Your task is to transcribe all of the data below exactly, omitting the images.

----

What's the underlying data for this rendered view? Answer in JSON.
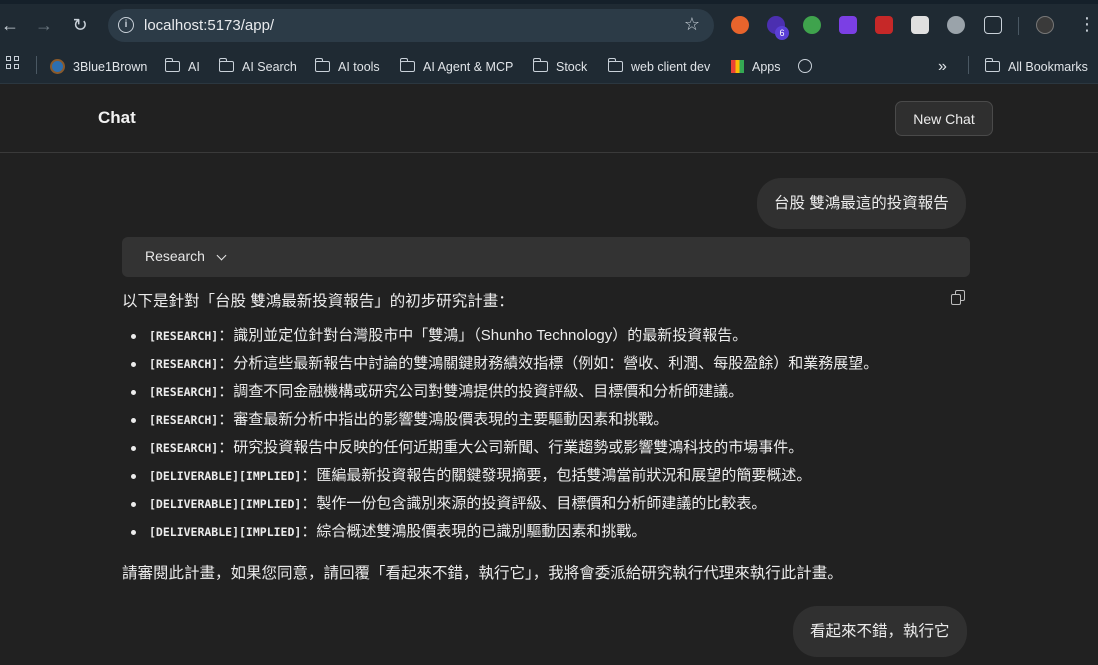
{
  "browser": {
    "url": "localhost:5173/app/",
    "extension_badge": "6",
    "bookmarks": [
      "3Blue1Brown",
      "AI",
      "AI Search",
      "AI tools",
      "AI Agent & MCP",
      "Stock",
      "web client dev",
      "Apps"
    ],
    "all_bookmarks": "All Bookmarks",
    "overflow": "»"
  },
  "app": {
    "title": "Chat",
    "new_chat_label": "New Chat"
  },
  "messages": {
    "user_1": "台股 雙鴻最這的投資報告",
    "research_label": "Research",
    "intro": "以下是針對「台股 雙鴻最新投資報告」的初步研究計畫：",
    "plan": [
      {
        "tag": "[RESEARCH]",
        "text": "：識別並定位針對台灣股市中「雙鴻」（Shunho Technology）的最新投資報告。"
      },
      {
        "tag": "[RESEARCH]",
        "text": "：分析這些最新報告中討論的雙鴻關鍵財務績效指標（例如：營收、利潤、每股盈餘）和業務展望。"
      },
      {
        "tag": "[RESEARCH]",
        "text": "：調查不同金融機構或研究公司對雙鴻提供的投資評級、目標價和分析師建議。"
      },
      {
        "tag": "[RESEARCH]",
        "text": "：審查最新分析中指出的影響雙鴻股價表現的主要驅動因素和挑戰。"
      },
      {
        "tag": "[RESEARCH]",
        "text": "：研究投資報告中反映的任何近期重大公司新聞、行業趨勢或影響雙鴻科技的市場事件。"
      },
      {
        "tag": "[DELIVERABLE][IMPLIED]",
        "text": "：匯編最新投資報告的關鍵發現摘要，包括雙鴻當前狀況和展望的簡要概述。"
      },
      {
        "tag": "[DELIVERABLE][IMPLIED]",
        "text": "：製作一份包含識別來源的投資評級、目標價和分析師建議的比較表。"
      },
      {
        "tag": "[DELIVERABLE][IMPLIED]",
        "text": "：綜合概述雙鴻股價表現的已識別驅動因素和挑戰。"
      }
    ],
    "outro": "請審閱此計畫，如果您同意，請回覆「看起來不錯，執行它」，我將會委派給研究執行代理來執行此計畫。",
    "user_2": "看起來不錯，執行它"
  }
}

----

— Output for this exercise —
What's the underlying data for this rendered view? Answer in JSON.
{
  "browser": {
    "url": "localhost:5173/app/",
    "extension_badge": "6",
    "bookmarks": [
      "3Blue1Brown",
      "AI",
      "AI Search",
      "AI tools",
      "AI Agent & MCP",
      "Stock",
      "web client dev",
      "Apps"
    ],
    "all_bookmarks": "All Bookmarks",
    "overflow": "»"
  },
  "app": {
    "title": "Chat",
    "new_chat_label": "New Chat"
  },
  "messages": {
    "user_1": "台股 雙鴻最這的投資報告",
    "research_label": "Research",
    "intro": "以下是針對「台股 雙鴻最新投資報告」的初步研究計畫：",
    "plan": [
      {
        "tag": "[RESEARCH]",
        "text": "：識別並定位針對台灣股市中「雙鴻」（Shunho Technology）的最新投資報告。"
      },
      {
        "tag": "[RESEARCH]",
        "text": "：分析這些最新報告中討論的雙鴻關鍵財務績效指標（例如：營收、利潤、每股盈餘）和業務展望。"
      },
      {
        "tag": "[RESEARCH]",
        "text": "：調查不同金融機構或研究公司對雙鴻提供的投資評級、目標價和分析師建議。"
      },
      {
        "tag": "[RESEARCH]",
        "text": "：審查最新分析中指出的影響雙鴻股價表現的主要驅動因素和挑戰。"
      },
      {
        "tag": "[RESEARCH]",
        "text": "：研究投資報告中反映的任何近期重大公司新聞、行業趨勢或影響雙鴻科技的市場事件。"
      },
      {
        "tag": "[DELIVERABLE][IMPLIED]",
        "text": "：匯編最新投資報告的關鍵發現摘要，包括雙鴻當前狀況和展望的簡要概述。"
      },
      {
        "tag": "[DELIVERABLE][IMPLIED]",
        "text": "：製作一份包含識別來源的投資評級、目標價和分析師建議的比較表。"
      },
      {
        "tag": "[DELIVERABLE][IMPLIED]",
        "text": "：綜合概述雙鴻股價表現的已識別驅動因素和挑戰。"
      }
    ],
    "outro": "請審閱此計畫，如果您同意，請回覆「看起來不錯，執行它」，我將會委派給研究執行代理來執行此計畫。",
    "user_2": "看起來不錯，執行它"
  }
}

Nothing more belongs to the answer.